■ GIVEN INSTRUCTION: Check each line of the records below and collect those holding "ambiente".

(Items from a data source)
==================================================

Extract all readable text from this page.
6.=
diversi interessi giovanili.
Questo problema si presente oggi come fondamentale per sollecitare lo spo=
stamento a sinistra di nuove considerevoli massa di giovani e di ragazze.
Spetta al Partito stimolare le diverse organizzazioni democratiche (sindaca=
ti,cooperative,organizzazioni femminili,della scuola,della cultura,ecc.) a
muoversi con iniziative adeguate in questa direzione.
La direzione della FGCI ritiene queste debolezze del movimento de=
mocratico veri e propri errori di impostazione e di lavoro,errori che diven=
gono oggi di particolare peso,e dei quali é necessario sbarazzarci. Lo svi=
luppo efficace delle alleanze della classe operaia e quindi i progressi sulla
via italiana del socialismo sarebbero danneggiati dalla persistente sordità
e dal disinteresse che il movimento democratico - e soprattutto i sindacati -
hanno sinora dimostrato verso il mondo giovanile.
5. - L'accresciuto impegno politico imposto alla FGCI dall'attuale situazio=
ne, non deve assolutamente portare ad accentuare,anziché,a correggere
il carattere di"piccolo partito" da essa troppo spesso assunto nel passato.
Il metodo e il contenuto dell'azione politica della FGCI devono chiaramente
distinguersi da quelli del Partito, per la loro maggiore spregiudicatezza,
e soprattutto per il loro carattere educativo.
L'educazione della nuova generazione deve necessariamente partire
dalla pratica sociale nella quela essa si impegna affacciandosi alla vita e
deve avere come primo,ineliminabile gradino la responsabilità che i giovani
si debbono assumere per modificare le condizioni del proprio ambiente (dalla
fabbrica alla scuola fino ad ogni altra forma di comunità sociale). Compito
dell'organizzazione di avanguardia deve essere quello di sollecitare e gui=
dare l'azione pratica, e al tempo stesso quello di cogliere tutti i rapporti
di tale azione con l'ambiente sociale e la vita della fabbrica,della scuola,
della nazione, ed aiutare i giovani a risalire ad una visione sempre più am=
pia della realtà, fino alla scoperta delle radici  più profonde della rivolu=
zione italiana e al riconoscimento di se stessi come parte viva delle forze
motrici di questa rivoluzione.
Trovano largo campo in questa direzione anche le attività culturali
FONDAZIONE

==================================================

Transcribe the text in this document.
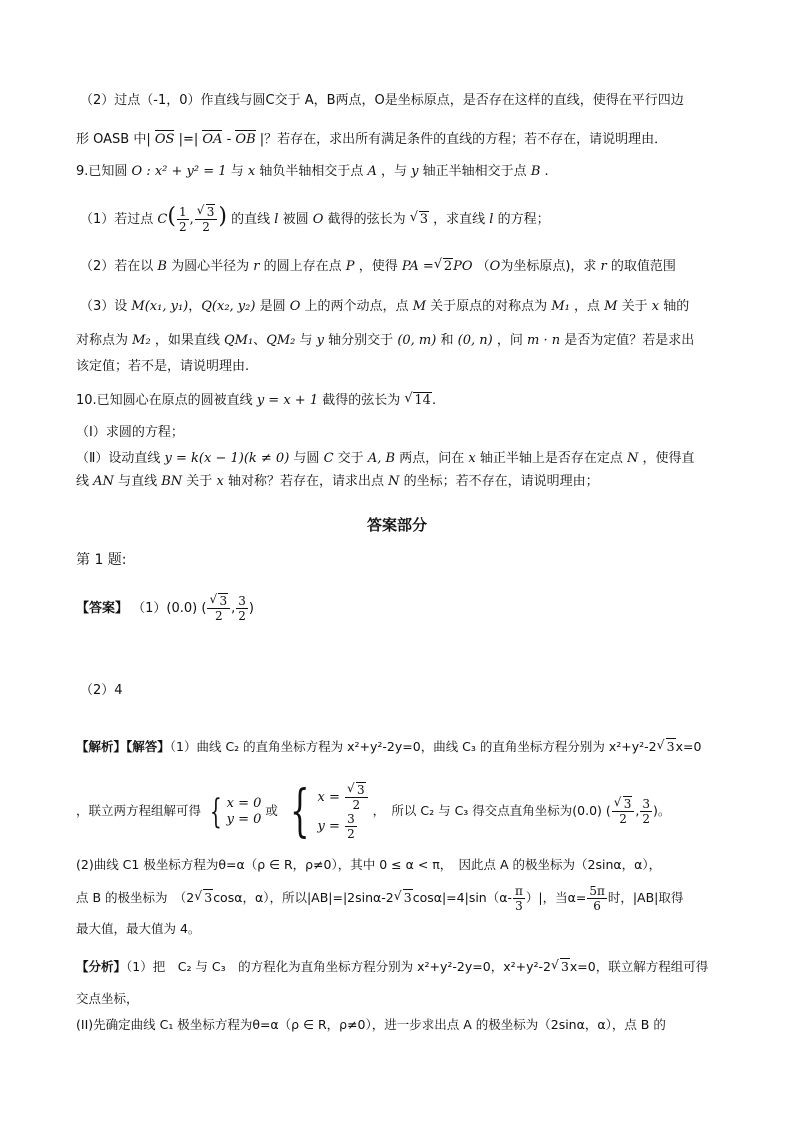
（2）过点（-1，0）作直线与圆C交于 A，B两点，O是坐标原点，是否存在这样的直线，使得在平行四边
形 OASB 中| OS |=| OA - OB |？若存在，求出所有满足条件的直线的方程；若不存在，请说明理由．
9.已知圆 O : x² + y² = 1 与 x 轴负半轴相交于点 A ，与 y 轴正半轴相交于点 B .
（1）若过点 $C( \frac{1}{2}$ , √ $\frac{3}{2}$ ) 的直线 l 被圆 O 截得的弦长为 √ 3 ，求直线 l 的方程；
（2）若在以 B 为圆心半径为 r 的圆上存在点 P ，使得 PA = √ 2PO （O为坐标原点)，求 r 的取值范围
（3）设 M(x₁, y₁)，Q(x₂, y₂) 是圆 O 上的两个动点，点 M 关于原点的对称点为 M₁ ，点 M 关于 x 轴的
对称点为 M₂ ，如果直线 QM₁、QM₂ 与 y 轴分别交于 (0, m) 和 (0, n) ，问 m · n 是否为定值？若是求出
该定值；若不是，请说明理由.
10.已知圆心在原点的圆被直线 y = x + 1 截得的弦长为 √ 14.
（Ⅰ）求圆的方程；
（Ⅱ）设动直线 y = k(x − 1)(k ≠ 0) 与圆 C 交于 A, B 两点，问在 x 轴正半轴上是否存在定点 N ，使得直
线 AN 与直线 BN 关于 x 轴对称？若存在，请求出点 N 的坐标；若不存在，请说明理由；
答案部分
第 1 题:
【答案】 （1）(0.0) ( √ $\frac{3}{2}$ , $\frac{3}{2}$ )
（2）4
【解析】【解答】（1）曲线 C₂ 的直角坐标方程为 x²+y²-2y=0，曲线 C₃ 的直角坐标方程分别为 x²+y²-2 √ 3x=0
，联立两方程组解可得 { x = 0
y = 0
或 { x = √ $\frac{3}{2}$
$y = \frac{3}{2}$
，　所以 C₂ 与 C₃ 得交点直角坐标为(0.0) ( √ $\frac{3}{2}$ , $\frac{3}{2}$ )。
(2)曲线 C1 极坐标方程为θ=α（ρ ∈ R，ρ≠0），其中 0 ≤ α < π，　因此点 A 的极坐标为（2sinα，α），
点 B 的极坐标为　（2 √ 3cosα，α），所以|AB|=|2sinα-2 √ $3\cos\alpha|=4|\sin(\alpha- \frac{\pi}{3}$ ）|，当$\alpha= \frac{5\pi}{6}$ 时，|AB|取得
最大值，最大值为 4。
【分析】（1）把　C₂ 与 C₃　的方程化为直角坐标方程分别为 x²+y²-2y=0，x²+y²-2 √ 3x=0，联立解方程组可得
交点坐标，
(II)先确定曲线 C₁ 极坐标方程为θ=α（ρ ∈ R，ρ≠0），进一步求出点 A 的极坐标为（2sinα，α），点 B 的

==================================================

■ RIGHT ANSWER:
si debbono assumere per modificare le condizioni del proprio ambiente (dalla
di tale azione con l'ambiente sociale e la vita della fabbrica,della scuola,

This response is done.